▸ A block of data

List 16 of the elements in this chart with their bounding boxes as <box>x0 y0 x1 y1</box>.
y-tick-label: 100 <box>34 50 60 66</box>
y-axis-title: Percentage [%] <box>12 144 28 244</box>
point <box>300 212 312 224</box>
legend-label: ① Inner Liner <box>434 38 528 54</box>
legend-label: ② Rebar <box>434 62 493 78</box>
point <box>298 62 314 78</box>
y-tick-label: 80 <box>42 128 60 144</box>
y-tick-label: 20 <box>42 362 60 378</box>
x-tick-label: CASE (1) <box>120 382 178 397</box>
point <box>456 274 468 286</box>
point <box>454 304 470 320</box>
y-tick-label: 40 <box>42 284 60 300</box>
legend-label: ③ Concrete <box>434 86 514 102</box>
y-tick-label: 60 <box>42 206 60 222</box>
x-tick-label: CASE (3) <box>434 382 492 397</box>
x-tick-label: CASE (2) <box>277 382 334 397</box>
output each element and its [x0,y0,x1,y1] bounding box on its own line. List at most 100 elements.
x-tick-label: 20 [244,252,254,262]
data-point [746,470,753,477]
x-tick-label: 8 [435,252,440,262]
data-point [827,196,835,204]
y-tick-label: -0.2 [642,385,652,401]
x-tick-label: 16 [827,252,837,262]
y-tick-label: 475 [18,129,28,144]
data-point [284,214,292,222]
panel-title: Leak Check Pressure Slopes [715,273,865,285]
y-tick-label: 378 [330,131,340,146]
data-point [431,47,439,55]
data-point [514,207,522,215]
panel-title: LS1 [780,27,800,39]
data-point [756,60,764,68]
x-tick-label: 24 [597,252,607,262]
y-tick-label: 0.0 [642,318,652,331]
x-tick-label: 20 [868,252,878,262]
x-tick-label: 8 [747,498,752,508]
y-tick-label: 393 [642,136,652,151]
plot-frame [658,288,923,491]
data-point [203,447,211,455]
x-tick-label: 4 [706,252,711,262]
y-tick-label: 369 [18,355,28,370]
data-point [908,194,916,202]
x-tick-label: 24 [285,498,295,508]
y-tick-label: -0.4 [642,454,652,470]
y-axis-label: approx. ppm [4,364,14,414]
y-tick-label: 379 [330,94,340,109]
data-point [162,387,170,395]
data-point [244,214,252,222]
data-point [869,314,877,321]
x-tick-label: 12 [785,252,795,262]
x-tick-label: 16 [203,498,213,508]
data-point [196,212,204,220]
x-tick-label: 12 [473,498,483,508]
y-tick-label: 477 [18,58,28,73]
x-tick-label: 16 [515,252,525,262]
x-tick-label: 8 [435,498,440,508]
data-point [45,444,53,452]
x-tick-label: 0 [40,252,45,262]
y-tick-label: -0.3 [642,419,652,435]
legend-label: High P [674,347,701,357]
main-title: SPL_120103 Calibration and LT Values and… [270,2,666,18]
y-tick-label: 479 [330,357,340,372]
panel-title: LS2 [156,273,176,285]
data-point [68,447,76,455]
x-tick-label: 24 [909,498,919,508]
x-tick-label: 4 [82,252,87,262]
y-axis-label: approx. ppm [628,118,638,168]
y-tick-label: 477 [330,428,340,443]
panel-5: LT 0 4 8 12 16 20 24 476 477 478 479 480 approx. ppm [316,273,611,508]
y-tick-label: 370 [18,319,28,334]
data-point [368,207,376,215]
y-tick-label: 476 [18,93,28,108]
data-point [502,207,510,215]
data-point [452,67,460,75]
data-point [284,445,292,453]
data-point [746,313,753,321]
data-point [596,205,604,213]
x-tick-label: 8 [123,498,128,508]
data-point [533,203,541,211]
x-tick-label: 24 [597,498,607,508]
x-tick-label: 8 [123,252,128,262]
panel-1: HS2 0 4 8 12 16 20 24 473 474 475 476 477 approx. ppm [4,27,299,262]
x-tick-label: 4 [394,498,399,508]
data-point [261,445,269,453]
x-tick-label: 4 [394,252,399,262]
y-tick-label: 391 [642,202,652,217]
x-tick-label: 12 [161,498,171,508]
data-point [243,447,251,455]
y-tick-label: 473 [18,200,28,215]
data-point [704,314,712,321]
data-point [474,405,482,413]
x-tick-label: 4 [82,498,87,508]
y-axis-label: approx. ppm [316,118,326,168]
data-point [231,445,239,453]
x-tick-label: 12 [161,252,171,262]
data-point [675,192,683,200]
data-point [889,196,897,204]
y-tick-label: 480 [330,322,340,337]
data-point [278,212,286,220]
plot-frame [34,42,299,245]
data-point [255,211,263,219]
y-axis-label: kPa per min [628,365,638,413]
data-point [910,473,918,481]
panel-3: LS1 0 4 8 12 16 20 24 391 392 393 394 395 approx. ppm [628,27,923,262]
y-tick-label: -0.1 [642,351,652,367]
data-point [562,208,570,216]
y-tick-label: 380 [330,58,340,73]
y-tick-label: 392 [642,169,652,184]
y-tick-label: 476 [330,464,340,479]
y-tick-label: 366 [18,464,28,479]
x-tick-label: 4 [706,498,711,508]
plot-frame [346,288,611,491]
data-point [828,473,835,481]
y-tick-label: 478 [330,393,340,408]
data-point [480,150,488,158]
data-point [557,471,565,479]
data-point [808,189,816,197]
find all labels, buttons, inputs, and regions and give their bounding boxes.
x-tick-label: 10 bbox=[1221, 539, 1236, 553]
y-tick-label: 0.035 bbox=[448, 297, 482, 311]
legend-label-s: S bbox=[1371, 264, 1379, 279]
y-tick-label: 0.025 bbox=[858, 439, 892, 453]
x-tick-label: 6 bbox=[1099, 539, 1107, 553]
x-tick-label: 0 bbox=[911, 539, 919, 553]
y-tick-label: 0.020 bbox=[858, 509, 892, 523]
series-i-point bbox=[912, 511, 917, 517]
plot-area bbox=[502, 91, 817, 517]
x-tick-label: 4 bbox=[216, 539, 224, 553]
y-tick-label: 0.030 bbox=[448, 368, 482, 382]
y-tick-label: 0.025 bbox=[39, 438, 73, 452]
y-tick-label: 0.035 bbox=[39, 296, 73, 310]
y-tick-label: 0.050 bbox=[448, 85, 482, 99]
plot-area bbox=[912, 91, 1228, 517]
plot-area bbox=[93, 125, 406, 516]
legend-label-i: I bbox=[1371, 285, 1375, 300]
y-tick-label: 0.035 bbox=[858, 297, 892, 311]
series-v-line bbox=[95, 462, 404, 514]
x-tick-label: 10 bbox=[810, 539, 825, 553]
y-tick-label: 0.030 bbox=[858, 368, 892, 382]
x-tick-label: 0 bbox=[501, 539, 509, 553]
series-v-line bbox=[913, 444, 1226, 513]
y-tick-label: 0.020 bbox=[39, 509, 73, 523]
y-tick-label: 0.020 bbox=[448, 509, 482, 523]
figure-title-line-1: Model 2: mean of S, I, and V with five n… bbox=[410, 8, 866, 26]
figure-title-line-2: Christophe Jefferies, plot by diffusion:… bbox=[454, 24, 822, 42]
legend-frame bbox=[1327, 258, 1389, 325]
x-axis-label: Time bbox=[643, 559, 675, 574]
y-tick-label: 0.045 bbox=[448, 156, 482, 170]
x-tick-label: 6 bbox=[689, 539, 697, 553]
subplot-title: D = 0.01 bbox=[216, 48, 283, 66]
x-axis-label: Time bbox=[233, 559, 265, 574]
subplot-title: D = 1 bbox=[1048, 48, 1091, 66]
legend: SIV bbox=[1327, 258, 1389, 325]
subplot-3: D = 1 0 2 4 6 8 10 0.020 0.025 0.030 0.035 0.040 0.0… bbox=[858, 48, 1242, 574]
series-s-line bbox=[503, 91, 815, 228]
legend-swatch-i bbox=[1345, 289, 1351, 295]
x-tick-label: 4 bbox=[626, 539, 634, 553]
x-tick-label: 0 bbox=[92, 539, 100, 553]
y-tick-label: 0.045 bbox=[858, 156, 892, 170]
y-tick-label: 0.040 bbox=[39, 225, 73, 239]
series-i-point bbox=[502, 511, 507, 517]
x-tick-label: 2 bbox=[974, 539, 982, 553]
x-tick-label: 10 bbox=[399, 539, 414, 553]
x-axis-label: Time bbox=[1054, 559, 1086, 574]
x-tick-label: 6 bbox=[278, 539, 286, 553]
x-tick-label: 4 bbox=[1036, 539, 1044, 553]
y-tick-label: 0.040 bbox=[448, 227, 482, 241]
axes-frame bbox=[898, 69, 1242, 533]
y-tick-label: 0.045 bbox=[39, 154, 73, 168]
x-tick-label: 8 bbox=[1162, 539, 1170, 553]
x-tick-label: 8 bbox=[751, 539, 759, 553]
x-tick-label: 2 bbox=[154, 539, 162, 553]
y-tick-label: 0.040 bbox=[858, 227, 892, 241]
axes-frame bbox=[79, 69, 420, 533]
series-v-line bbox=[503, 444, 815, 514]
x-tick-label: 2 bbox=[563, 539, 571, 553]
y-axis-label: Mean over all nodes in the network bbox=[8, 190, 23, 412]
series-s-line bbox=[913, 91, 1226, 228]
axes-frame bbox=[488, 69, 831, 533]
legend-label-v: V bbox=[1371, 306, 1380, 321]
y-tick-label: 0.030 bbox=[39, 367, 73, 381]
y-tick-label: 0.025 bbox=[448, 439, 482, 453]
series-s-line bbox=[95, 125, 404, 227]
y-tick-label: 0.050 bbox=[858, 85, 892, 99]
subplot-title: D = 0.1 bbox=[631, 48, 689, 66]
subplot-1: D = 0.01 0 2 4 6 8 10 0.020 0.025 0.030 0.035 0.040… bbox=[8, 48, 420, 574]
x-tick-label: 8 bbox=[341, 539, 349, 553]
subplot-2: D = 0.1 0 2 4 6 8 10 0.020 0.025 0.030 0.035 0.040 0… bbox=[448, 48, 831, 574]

▸ TASK BRIEF
Output the lines from the start through the line containing "data-point [203,447,211,455]", including that line.

▸ WRITTEN ANSWER
List 16 of the elements in this chart with their bounding boxes as <box>x0 y0 x1 y1</box>.
y-tick-label: 100 <box>34 50 60 66</box>
y-axis-title: Percentage [%] <box>12 144 28 244</box>
point <box>300 212 312 224</box>
legend-label: ① Inner Liner <box>434 38 528 54</box>
legend-label: ② Rebar <box>434 62 493 78</box>
point <box>298 62 314 78</box>
y-tick-label: 80 <box>42 128 60 144</box>
y-tick-label: 20 <box>42 362 60 378</box>
x-tick-label: CASE (1) <box>120 382 178 397</box>
point <box>456 274 468 286</box>
point <box>454 304 470 320</box>
y-tick-label: 40 <box>42 284 60 300</box>
legend-label: ③ Concrete <box>434 86 514 102</box>
y-tick-label: 60 <box>42 206 60 222</box>
x-tick-label: CASE (3) <box>434 382 492 397</box>
x-tick-label: CASE (2) <box>277 382 334 397</box>
output each element and its [x0,y0,x1,y1] bounding box on its own line. List at most 100 elements.
x-tick-label: 20 [244,252,254,262]
data-point [746,470,753,477]
x-tick-label: 8 [435,252,440,262]
data-point [827,196,835,204]
y-tick-label: -0.2 [642,385,652,401]
x-tick-label: 16 [827,252,837,262]
y-tick-label: 475 [18,129,28,144]
data-point [284,214,292,222]
panel-title: Leak Check Pressure Slopes [715,273,865,285]
y-tick-label: 378 [330,131,340,146]
data-point [431,47,439,55]
data-point [514,207,522,215]
panel-title: LS1 [780,27,800,39]
data-point [756,60,764,68]
x-tick-label: 24 [597,252,607,262]
y-tick-label: 0.0 [642,318,652,331]
x-tick-label: 20 [868,252,878,262]
x-tick-label: 8 [747,498,752,508]
y-tick-label: 393 [642,136,652,151]
plot-frame [658,288,923,491]
data-point [203,447,211,455]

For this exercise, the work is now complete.